(Request):
Search the material for the word "marker" and copy each line that holds it.
[Start of Records for the exercise]
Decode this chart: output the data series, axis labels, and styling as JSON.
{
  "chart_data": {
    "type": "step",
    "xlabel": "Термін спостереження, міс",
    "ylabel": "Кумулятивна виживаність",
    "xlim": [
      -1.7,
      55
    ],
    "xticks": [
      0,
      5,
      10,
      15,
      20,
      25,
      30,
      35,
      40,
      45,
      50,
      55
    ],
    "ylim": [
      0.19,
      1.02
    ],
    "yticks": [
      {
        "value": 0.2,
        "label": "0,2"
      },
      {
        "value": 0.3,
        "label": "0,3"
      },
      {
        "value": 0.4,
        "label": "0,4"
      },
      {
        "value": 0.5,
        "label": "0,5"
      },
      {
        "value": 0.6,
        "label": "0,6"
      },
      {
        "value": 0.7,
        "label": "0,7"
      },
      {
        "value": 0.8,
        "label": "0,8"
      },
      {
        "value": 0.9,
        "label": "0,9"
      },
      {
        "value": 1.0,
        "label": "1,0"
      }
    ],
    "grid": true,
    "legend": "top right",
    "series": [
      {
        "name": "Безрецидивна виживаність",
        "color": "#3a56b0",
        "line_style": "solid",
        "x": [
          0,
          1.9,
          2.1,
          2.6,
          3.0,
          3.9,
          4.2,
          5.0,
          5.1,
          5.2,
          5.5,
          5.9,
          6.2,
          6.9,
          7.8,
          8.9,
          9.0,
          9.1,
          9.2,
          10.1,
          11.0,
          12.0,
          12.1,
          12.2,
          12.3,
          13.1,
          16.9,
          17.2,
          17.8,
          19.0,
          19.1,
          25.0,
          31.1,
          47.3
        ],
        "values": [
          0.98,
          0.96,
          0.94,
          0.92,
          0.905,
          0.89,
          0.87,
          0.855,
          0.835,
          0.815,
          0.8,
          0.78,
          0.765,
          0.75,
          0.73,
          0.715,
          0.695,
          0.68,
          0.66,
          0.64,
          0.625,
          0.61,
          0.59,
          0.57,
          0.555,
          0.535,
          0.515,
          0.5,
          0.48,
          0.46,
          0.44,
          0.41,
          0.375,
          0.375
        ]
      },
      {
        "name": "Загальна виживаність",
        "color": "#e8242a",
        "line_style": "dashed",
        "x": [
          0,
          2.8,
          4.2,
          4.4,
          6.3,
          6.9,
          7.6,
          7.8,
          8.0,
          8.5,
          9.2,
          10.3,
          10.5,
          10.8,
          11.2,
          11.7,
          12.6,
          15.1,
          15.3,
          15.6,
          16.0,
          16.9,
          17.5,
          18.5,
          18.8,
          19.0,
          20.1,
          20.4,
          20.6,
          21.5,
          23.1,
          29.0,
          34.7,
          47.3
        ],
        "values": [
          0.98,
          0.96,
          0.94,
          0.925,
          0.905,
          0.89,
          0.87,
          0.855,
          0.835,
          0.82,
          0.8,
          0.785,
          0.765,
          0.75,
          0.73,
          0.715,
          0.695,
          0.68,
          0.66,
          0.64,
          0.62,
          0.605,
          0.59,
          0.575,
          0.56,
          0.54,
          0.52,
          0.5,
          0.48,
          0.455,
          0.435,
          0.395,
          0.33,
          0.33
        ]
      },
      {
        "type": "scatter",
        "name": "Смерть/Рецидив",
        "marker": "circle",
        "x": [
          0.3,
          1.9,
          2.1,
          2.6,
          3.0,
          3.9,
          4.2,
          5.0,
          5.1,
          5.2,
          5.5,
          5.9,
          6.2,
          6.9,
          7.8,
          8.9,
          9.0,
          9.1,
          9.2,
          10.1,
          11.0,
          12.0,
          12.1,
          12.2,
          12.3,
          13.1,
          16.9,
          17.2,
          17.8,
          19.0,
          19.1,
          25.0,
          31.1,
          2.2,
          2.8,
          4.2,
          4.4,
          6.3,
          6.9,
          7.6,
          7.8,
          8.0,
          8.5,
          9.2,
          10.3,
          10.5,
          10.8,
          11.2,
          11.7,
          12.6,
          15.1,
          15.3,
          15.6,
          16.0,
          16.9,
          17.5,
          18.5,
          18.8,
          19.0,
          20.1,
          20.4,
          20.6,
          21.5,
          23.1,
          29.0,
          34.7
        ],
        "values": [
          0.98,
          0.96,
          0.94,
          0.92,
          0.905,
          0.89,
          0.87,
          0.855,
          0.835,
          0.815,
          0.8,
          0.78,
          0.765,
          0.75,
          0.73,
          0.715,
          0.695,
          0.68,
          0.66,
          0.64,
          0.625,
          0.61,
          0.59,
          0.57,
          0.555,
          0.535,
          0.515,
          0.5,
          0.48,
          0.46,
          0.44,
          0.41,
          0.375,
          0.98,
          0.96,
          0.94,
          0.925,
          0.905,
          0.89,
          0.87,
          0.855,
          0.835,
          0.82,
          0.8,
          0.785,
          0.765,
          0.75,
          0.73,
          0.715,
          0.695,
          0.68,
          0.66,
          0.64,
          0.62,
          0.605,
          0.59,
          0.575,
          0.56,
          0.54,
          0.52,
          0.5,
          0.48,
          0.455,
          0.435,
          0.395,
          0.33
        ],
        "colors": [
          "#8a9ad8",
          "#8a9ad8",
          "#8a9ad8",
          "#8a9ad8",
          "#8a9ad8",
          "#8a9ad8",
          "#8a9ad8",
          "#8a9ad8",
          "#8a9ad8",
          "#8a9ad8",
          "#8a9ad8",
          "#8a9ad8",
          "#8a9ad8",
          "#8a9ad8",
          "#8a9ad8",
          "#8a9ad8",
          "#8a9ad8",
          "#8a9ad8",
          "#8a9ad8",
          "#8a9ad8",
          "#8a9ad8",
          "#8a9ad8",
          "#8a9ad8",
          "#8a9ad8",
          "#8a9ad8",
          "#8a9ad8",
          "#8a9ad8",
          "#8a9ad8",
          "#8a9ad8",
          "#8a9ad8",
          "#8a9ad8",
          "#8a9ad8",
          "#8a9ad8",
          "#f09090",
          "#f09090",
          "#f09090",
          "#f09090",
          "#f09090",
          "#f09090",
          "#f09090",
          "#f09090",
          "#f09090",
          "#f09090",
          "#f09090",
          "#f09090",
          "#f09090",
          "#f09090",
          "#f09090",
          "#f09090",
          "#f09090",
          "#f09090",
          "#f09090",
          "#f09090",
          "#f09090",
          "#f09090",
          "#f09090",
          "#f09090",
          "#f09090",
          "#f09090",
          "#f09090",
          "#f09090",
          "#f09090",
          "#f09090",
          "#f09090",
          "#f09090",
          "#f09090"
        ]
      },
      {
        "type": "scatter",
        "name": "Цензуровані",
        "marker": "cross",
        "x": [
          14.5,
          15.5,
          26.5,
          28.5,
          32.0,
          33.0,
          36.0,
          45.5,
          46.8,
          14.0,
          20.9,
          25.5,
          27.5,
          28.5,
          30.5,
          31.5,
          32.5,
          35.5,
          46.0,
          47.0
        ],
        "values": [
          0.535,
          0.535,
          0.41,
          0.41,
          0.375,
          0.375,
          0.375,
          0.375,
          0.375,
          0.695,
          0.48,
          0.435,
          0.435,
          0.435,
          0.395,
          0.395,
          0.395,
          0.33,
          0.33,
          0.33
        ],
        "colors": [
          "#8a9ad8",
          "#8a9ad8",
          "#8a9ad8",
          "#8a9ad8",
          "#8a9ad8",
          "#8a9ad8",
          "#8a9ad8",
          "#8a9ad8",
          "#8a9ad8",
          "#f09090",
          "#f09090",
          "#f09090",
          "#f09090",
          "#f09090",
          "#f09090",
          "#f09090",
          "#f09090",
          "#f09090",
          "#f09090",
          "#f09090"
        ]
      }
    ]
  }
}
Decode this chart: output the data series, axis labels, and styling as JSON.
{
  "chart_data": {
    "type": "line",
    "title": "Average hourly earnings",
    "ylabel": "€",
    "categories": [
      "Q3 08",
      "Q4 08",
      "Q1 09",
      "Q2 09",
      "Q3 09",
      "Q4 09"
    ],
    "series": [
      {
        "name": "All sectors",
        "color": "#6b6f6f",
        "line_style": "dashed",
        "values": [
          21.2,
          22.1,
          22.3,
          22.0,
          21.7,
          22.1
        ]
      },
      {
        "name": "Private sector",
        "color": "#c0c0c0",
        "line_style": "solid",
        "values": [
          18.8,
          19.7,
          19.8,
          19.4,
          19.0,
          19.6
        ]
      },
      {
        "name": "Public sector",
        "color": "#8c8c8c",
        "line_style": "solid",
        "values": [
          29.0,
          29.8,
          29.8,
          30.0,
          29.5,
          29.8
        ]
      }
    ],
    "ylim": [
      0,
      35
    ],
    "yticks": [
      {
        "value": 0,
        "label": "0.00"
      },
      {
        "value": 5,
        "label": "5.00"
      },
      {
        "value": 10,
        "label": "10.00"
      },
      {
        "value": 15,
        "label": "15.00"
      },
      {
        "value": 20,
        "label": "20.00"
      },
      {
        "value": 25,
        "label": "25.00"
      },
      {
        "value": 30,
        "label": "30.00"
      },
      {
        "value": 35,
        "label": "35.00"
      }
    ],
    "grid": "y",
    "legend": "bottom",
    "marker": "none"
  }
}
[End of Records for the exercise]
(Response to this exercise):
        "marker": "circle",
        "marker": "cross",
    "marker": "none"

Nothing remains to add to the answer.